▸ Records provided
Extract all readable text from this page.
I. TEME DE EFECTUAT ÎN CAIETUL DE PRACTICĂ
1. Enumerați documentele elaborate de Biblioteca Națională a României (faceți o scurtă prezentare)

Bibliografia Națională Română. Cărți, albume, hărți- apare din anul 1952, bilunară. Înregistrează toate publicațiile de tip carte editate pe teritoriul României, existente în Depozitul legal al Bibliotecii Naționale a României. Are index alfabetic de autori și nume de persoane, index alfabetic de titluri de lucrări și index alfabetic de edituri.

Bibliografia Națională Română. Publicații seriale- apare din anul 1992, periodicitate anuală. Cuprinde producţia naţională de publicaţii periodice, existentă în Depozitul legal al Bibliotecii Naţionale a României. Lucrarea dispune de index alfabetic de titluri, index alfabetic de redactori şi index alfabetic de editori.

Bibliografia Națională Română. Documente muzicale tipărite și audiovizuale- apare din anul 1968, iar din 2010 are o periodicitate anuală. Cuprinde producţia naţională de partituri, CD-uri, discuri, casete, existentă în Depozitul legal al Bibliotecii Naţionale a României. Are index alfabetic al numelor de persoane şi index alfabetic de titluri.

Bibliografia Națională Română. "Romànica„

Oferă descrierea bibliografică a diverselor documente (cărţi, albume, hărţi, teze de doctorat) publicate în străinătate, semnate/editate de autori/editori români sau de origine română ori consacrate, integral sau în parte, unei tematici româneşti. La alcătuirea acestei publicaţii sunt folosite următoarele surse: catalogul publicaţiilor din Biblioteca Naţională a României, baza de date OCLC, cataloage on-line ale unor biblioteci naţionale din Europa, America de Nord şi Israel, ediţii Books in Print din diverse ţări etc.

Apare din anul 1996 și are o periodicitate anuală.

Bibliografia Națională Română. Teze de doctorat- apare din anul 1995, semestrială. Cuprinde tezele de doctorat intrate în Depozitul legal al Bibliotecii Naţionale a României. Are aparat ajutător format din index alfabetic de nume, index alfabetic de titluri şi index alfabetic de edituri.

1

▸ Task brief
Extract the listing in its entirety, matching it exactly.

▸ Solved exercise
Extract all readable text from this page.
I. TEME DE EFECTUAT ÎN CAIETUL DE PRACTICĂ
1. Enumerați documentele elaborate de Biblioteca Națională a României (faceți o scurtă prezentare)

Bibliografia Națională Română. Cărți, albume, hărți- apare din anul 1952, bilunară. Înregistrează toate publicațiile de tip carte editate pe teritoriul României, existente în Depozitul legal al Bibliotecii Naționale a României. Are index alfabetic de autori și nume de persoane, index alfabetic de titluri de lucrări și index alfabetic de edituri.

Bibliografia Națională Română. Publicații seriale- apare din anul 1992, periodicitate anuală. Cuprinde producţia naţională de publicaţii periodice, existentă în Depozitul legal al Bibliotecii Naţionale a României. Lucrarea dispune de index alfabetic de titluri, index alfabetic de redactori şi index alfabetic de editori.

Bibliografia Națională Română. Documente muzicale tipărite și audiovizuale- apare din anul 1968, iar din 2010 are o periodicitate anuală. Cuprinde producţia naţională de partituri, CD-uri, discuri, casete, existentă în Depozitul legal al Bibliotecii Naţionale a României. Are index alfabetic al numelor de persoane şi index alfabetic de titluri.

Bibliografia Națională Română. "Romànica„

Oferă descrierea bibliografică a diverselor documente (cărţi, albume, hărţi, teze de doctorat) publicate în străinătate, semnate/editate de autori/editori români sau de origine română ori consacrate, integral sau în parte, unei tematici româneşti. La alcătuirea acestei publicaţii sunt folosite următoarele surse: catalogul publicaţiilor din Biblioteca Naţională a României, baza de date OCLC, cataloage on-line ale unor biblioteci naţionale din Europa, America de Nord şi Israel, ediţii Books in Print din diverse ţări etc.

Apare din anul 1996 și are o periodicitate anuală.

Bibliografia Națională Română. Teze de doctorat- apare din anul 1995, semestrială. Cuprinde tezele de doctorat intrate în Depozitul legal al Bibliotecii Naţionale a României. Are aparat ajutător format din index alfabetic de nume, index alfabetic de titluri şi index alfabetic de edituri.

1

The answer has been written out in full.